WHAT IS BEING ASKED> Your copy of the material below should match it exactly, except that it holds no pictures.

RECORDS PROVIDED>
● ● ● ●
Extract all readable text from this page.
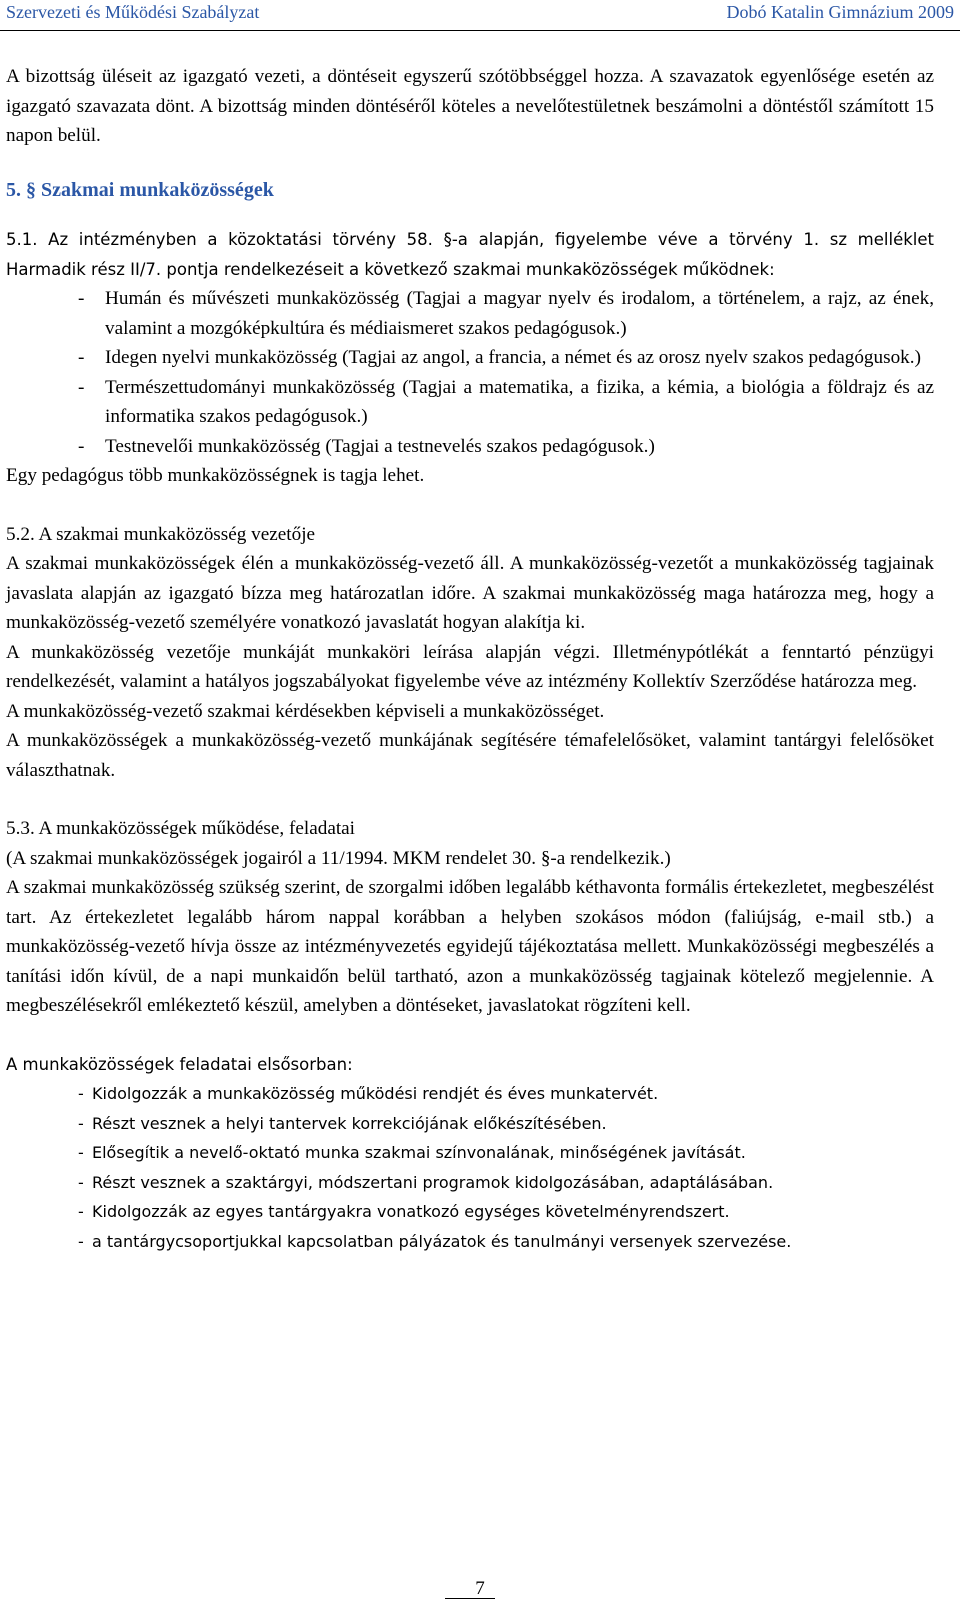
Szervezeti és Működési Szabályzat	Dobó Katalin Gimnázium 2009

A bizottság üléseit az igazgató vezeti, a döntéseit egyszerű szótöbbséggel hozza. A szavazatok egyenlősége esetén az igazgató szavazata dönt. A bizottság minden döntéséről köteles a nevelőtestületnek beszámolni a döntéstől számított 15 napon belül.

5. § Szakmai munkaközösségek

5.1. Az intézményben a közoktatási törvény 58. §-a alapján, figyelembe véve a törvény 1. sz melléklet Harmadik rész II/7. pontja rendelkezéseit a következő szakmai munkaközösségek működnek:

- Humán és művészeti munkaközösség (Tagjai a magyar nyelv és irodalom, a történelem, a rajz, az ének, valamint a mozgóképkultúra és médiaismeret szakos pedagógusok.)
- Idegen nyelvi munkaközösség (Tagjai az angol, a francia, a német és az orosz nyelv szakos pedagógusok.)
- Természettudományi munkaközösség (Tagjai a matematika, a fizika, a kémia, a biológia a földrajz és az informatika szakos pedagógusok.)
- Testnevelői munkaközösség (Tagjai a testnevelés szakos pedagógusok.)

Egy pedagógus több munkaközösségnek is tagja lehet.

5.2. A szakmai munkaközösség vezetője

A szakmai munkaközösségek élén a munkaközösség-vezető áll. A munkaközösség-vezetőt a munkaközösség tagjainak javaslata alapján az igazgató bízza meg határozatlan időre. A szakmai munkaközösség maga határozza meg, hogy a munkaközösség-vezető személyére vonatkozó javaslatát hogyan alakítja ki.

A munkaközösség vezetője munkáját munkaköri leírása alapján végzi. Illetménypótlékát a fenntartó pénzügyi rendelkezését, valamint a hatályos jogszabályokat figyelembe véve az intézmény Kollektív Szerződése határozza meg.

A munkaközösség-vezető szakmai kérdésekben képviseli a munkaközösséget.

A munkaközösségek a munkaközösség-vezető munkájának segítésére témafelelősöket, valamint tantárgyi felelősöket választhatnak.

5.3. A munkaközösségek működése, feladatai

(A szakmai munkaközösségek jogairól a 11/1994. MKM rendelet 30. §-a rendelkezik.)

A szakmai munkaközösség szükség szerint, de szorgalmi időben legalább kéthavonta formális értekezletet, megbeszélést tart. Az értekezletet legalább három nappal korábban a helyben szokásos módon (faliújság, e-mail stb.) a munkaközösség-vezető hívja össze az intézményvezetés egyidejű tájékoztatása mellett. Munkaközösségi megbeszélés a tanítási időn kívül, de a napi munkaidőn belül tartható, azon a munkaközösség tagjainak kötelező megjelennie. A megbeszélésekről emlékeztető készül, amelyben a döntéseket, javaslatokat rögzíteni kell.

A munkaközösségek feladatai elsősorban:

- Kidolgozzák a munkaközösség működési rendjét és éves munkatervét.
- Részt vesznek a helyi tantervek korrekciójának előkészítésében.
- Elősegítik a nevelő-oktató munka szakmai színvonalának, minőségének javítását.
- Részt vesznek a szaktárgyi, módszertani programok kidolgozásában, adaptálásában.
- Kidolgozzák az egyes tantárgyakra vonatkozó egységes követelményrendszert.
- a tantárgycsoportjukkal kapcsolatban pályázatok és tanulmányi versenyek szervezése.
7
● ● ● ●
COMPLETE ANSWER>
Extract all readable text from this page.
Szervezeti és Működési Szabályzat	Dobó Katalin Gimnázium 2009

A bizottság üléseit az igazgató vezeti, a döntéseit egyszerű szótöbbséggel hozza. A szavazatok egyenlősége esetén az igazgató szavazata dönt. A bizottság minden döntéséről köteles a nevelőtestületnek beszámolni a döntéstől számított 15 napon belül.

5. § Szakmai munkaközösségek

5.1. Az intézményben a közoktatási törvény 58. §-a alapján, figyelembe véve a törvény 1. sz melléklet Harmadik rész II/7. pontja rendelkezéseit a következő szakmai munkaközösségek működnek:

- Humán és művészeti munkaközösség (Tagjai a magyar nyelv és irodalom, a történelem, a rajz, az ének, valamint a mozgóképkultúra és médiaismeret szakos pedagógusok.)
- Idegen nyelvi munkaközösség (Tagjai az angol, a francia, a német és az orosz nyelv szakos pedagógusok.)
- Természettudományi munkaközösség (Tagjai a matematika, a fizika, a kémia, a biológia a földrajz és az informatika szakos pedagógusok.)
- Testnevelői munkaközösség (Tagjai a testnevelés szakos pedagógusok.)

Egy pedagógus több munkaközösségnek is tagja lehet.

5.2. A szakmai munkaközösség vezetője

A szakmai munkaközösségek élén a munkaközösség-vezető áll. A munkaközösség-vezetőt a munkaközösség tagjainak javaslata alapján az igazgató bízza meg határozatlan időre. A szakmai munkaközösség maga határozza meg, hogy a munkaközösség-vezető személyére vonatkozó javaslatát hogyan alakítja ki.

A munkaközösség vezetője munkáját munkaköri leírása alapján végzi. Illetménypótlékát a fenntartó pénzügyi rendelkezését, valamint a hatályos jogszabályokat figyelembe véve az intézmény Kollektív Szerződése határozza meg.

A munkaközösség-vezető szakmai kérdésekben képviseli a munkaközösséget.

A munkaközösségek a munkaközösség-vezető munkájának segítésére témafelelősöket, valamint tantárgyi felelősöket választhatnak.

5.3. A munkaközösségek működése, feladatai

(A szakmai munkaközösségek jogairól a 11/1994. MKM rendelet 30. §-a rendelkezik.)

A szakmai munkaközösség szükség szerint, de szorgalmi időben legalább kéthavonta formális értekezletet, megbeszélést tart. Az értekezletet legalább három nappal korábban a helyben szokásos módon (faliújság, e-mail stb.) a munkaközösség-vezető hívja össze az intézményvezetés egyidejű tájékoztatása mellett. Munkaközösségi megbeszélés a tanítási időn kívül, de a napi munkaidőn belül tartható, azon a munkaközösség tagjainak kötelező megjelennie. A megbeszélésekről emlékeztető készül, amelyben a döntéseket, javaslatokat rögzíteni kell.

A munkaközösségek feladatai elsősorban:

- Kidolgozzák a munkaközösség működési rendjét és éves munkatervét.
- Részt vesznek a helyi tantervek korrekciójának előkészítésében.
- Elősegítik a nevelő-oktató munka szakmai színvonalának, minőségének javítását.
- Részt vesznek a szaktárgyi, módszertani programok kidolgozásában, adaptálásában.
- Kidolgozzák az egyes tantárgyakra vonatkozó egységes követelményrendszert.
- a tantárgycsoportjukkal kapcsolatban pályázatok és tanulmányi versenyek szervezése.
7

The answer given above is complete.